*課題 1:*
バレエ公演評のうち、「幕開き冒頭は、上手・下手から」を含む箇所から始めて「の中でも良く整えられていた。」で終わる部分を、「トウシューズ」を「バレエシューズ」に改めて書き直してください。
*課題 2:*
バレエ公演評の最後の文に続けて、その先を書き継ぐ。

『スターズ & ストライプス』と平山素子他の新作、バラエティに富んだトリプルビル、NBAバレエ団

NBAバレエ団「Stars abd Stripes」

『Essence of the Enlightened』ダレル・グランド・ムールトリー:振付、『あやかしと縦糸』平山素子:振付、『Stars abd Stripes』ジョージ・バランシン:振付

NBAバレエ団の「スターズ & ストライプス」公演を見た。多くのバレエ団が、レパートリーの定期公演を中心に活動しているが、ここのバレエ団は、常に新しい試みに挑戦しようとしているので、注目している。観客にとっては安定したレパートリー公演も魅力的だが、未知の振付家による新作や初めて新しい作品に挑戦して、どのようなダンスの局面をみせてくれるか、を期待することも大きな楽しみのひとつである。
今回公演では、久保綋一芸術監督がコロラド・バレエ時代に交流のあったダレル・グランド・ムールトリーと平山素子の新作、さらにジョージ・バランシンの『Stars abd Stripes』というトリプルビルが上演された。

ダレル・グランド・ムールトリーの新作は『Essence of the Enlightened』。啓発されたエッセンスとでもいえばいいのだろうか。ムールトリーはジュリアード音楽院出身。コロラド、ミルウォーキー、シンシナティなどのバレエ団や各地の大学などで振付や指導に当たっている。また、ブロードウェイ・ミュージカルの『ヘアー・スプレイ』などにもダンサーとして出演している。ムールトリーによると、ダンサーから受けるインスピレーションこそが、彼のダンス創造の源、だという。

「Essence of the Enlightened」

「Essence of the Enlightened」

幕開き冒頭は、上手・下手からダンサーが様々な格好でスピーディに往き来し、無音で始まった。女性4人男性2人の6人ソリストが踊る。衣装はレオタード、チュチュ、ショートスカート、トウシューズも着けている。デュオ、男性の群舞、そして女性の群舞とスピードに乗って、明るく弾けるような群舞へと展開していく。ダンサーそれぞれの個性と全体の動きのバランスが、スピーディな展開の中でも良く整えられていた。

「Essence of the Enlightened」

「Essence of the Enlightened」

「Essence of the Enlightened」

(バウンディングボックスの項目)
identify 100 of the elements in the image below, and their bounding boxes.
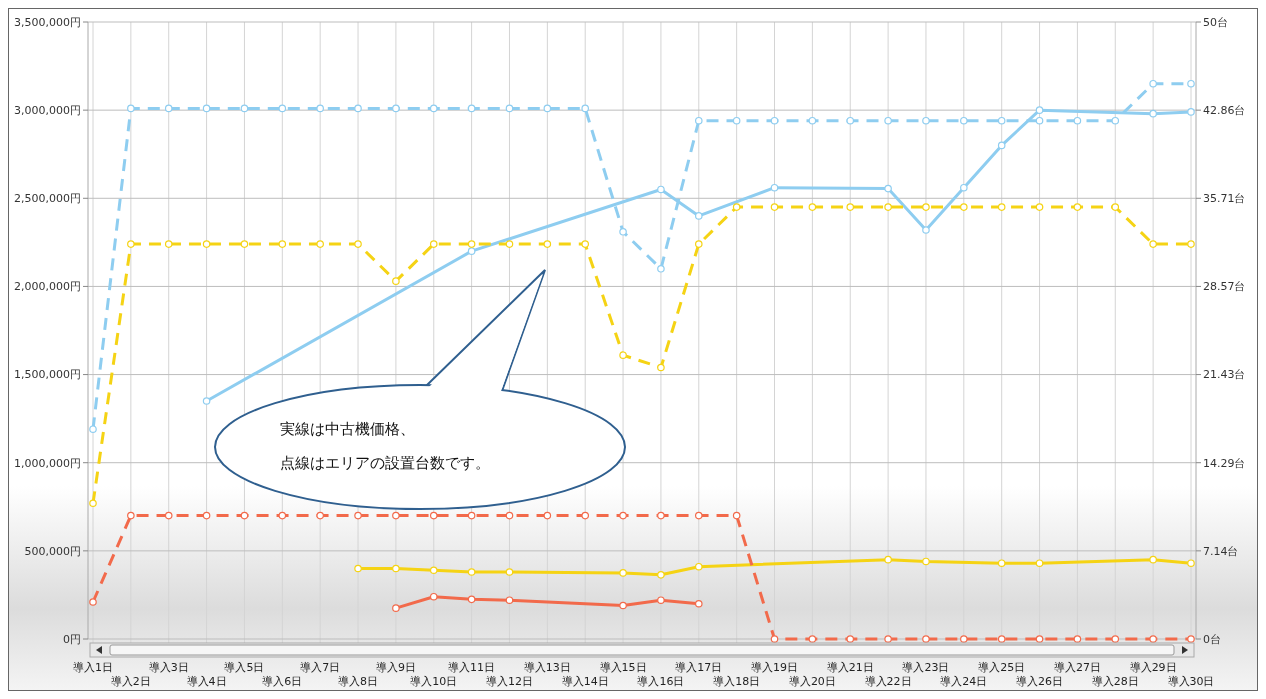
point — [505, 240, 514, 248]
point — [1187, 559, 1195, 567]
point — [278, 511, 287, 520]
y-tick-label: 3,000,000円 — [14, 103, 81, 117]
y-tick-label: 2,500,000円 — [14, 192, 81, 206]
point — [657, 571, 665, 579]
point — [922, 635, 930, 643]
point — [694, 116, 703, 125]
point — [581, 511, 590, 520]
point — [770, 183, 779, 192]
point — [1035, 203, 1044, 211]
point — [619, 227, 627, 236]
x-tick-label: 導入1日 — [73, 661, 113, 674]
point — [960, 183, 968, 192]
point — [657, 363, 665, 372]
point — [89, 425, 97, 434]
point — [619, 601, 627, 610]
point — [505, 104, 514, 113]
x-tick-label: 導入3日 — [148, 661, 189, 674]
y2-tick-label: 14.29台 — [1203, 456, 1246, 470]
point — [392, 604, 400, 612]
point — [808, 635, 817, 643]
y2-tick-label: 21.43台 — [1203, 368, 1246, 382]
point — [884, 184, 892, 193]
point — [354, 240, 362, 248]
point — [1149, 109, 1157, 118]
point — [202, 104, 211, 113]
point — [884, 555, 892, 564]
x-tick-label: 導入19日 — [751, 661, 799, 674]
x-tick-label: 導入16日 — [637, 675, 685, 688]
point — [127, 511, 135, 520]
point — [581, 104, 590, 113]
point — [392, 511, 400, 520]
point — [127, 240, 135, 248]
y2-tick-label: 7.14台 — [1203, 544, 1239, 558]
x-tick-label: 導入18日 — [713, 675, 761, 688]
point — [467, 568, 476, 576]
point — [997, 141, 1006, 150]
x-tick-label: 導入14日 — [561, 675, 609, 688]
x-tick-label: 導入11日 — [448, 661, 496, 674]
point — [808, 116, 817, 125]
point — [997, 116, 1006, 125]
point — [316, 240, 324, 248]
x-tick-label: 導入7日 — [300, 661, 341, 674]
x-tick-label: 導入9日 — [375, 661, 416, 674]
point — [1187, 240, 1195, 248]
point — [960, 116, 968, 125]
y-tick-label: 500,000円 — [24, 544, 81, 558]
point — [619, 511, 627, 520]
point — [1111, 203, 1120, 211]
x-tick-label: 導入4日 — [186, 675, 227, 688]
point — [1149, 635, 1157, 643]
point — [694, 240, 703, 248]
point — [429, 240, 438, 248]
point — [89, 598, 97, 606]
x-tick-label: 導入2日 — [110, 675, 151, 688]
point — [89, 499, 97, 508]
annotation: 点線はエリアの設置台数です。 — [280, 454, 490, 472]
point — [240, 240, 249, 248]
point — [808, 203, 817, 211]
x-tick-label: 導入26日 — [1016, 675, 1064, 688]
point — [846, 635, 855, 643]
y-tick-label: 3,500,000円 — [14, 15, 81, 29]
point — [1149, 79, 1157, 88]
point — [278, 104, 287, 113]
point — [240, 104, 249, 113]
point — [505, 568, 514, 576]
y2-tick-label: 0台 — [1203, 632, 1221, 646]
point — [1035, 559, 1044, 567]
point — [619, 351, 627, 359]
point — [770, 116, 779, 125]
point — [316, 104, 324, 113]
point — [505, 596, 514, 605]
point — [1111, 635, 1120, 643]
point — [316, 511, 324, 520]
point — [619, 569, 627, 577]
point — [694, 562, 703, 571]
point — [467, 240, 476, 248]
x-tick-label: 導入25日 — [978, 661, 1026, 674]
y2-tick-label: 50台 — [1203, 15, 1228, 29]
x-tick-label: 導入10日 — [410, 675, 458, 688]
point — [429, 104, 438, 113]
point — [732, 116, 741, 125]
point — [657, 596, 665, 605]
point — [1149, 240, 1157, 248]
point — [997, 203, 1006, 211]
point — [884, 203, 892, 211]
point — [732, 511, 741, 520]
point — [392, 277, 400, 285]
point — [732, 203, 741, 211]
point — [202, 240, 211, 248]
point — [657, 185, 665, 194]
point — [429, 566, 438, 575]
point — [997, 559, 1006, 567]
point — [240, 511, 249, 520]
point — [1035, 116, 1044, 125]
point — [392, 564, 400, 573]
x-tick-label: 導入6日 — [262, 675, 303, 688]
point — [960, 203, 968, 211]
point — [1073, 203, 1082, 211]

*出力 1:*
幕開き冒頭は、上手・下手からダンサーが様々な格好でスピーディに往き来し、無音で始まった。女性4人男性2人の6人ソリストが踊る。衣装はレオタード、チュチュ、ショートスカート、バレエシューズも着けている。デュオ、男性の群舞、そして女性の群舞とスピードに乗って、明るく弾けるような群舞へと展開していく。ダンサーそれぞれの個性と全体の動きのバランスが、スピーディな展開の中でも良く整えられていた。

*出力 2:*
「Essence of the Enlightened」

続いて平山素子の新作『あやかしと縦糸』が上演された。ゲストダンサーとして2014年にローザンヌで受賞し、昨年、ジュリー・ケントが芸術監督に就任したワシントン・バレエのスタジオ・カンパニーに入団が決まった二山治雄が出演した。
ダンサーはそれぞれレオタードに蔦が絡みつくような飾りを着け、あやかしを感じさせる。舞台に半分くらいまで出入り可能な紗幕を張って前後に分け、あの世とこの世あるいは現実と魔界を表している。ダンサーは頻繁に入れ替わり、憑依したり、ふっと消えたり、手や足だけの部位を現したり、蛍光グリーンの光りがあやかしを照らし出したり、様々の変幻が次々と展開していく。縦糸とは時間を現しているのだろうか。群舞全員が丸くまとまって、スローモーションで動き「妖怪ブロック」みたいなものを作る、などなどあらゆる妖怪のイメージが動員されて形成されていた。人間それぞれが内面に持っている、あやかしのイメージが動きとなってダンスが創られていくのが楽しかった。二山の動きは集団の中でも目立つ俊敏さがあった。 音楽は映画音楽で活躍している茂野雅道が初めてダンス音楽を作曲したもの。

「あやかしと縦糸」

「あやかしと縦糸」

「あやかしと縦糸」

「あやかしと縦糸」

「あやかしと縦糸」

「あやかしと縦糸」

最後はジョージ・バランシンがジョン・フィリップ・スーザの音楽に振付けた『スターズ・アンド・ストライプス』。1958年ニューヨーク・シティ・バレエ団がシティ・センターで初演している。
全体は、3つのソリストとコール・ド・バレエのグループとメインカップル、そして全員という5つのCampaignで構成されている。グラン・パ・ド・ドゥを踊るメインカップルは二山治雄と竹内碧。
星条旗を表す、男性の端正な軍礼服と女性の赤とブルーの鮮やかな衣装が躍動して、アメリカ合衆国への忠誠を誓う闊達な踊りが、流れるような展開で繰り広げられた。
全体を通して見て、なかなかバラエティに富んだ見応えのあるトリプルビルだった。
(2016年12月3日 彩の国さいたま芸術劇場 大ホール)

「スターズ&ストライプス」

「スターズ&ストライプス」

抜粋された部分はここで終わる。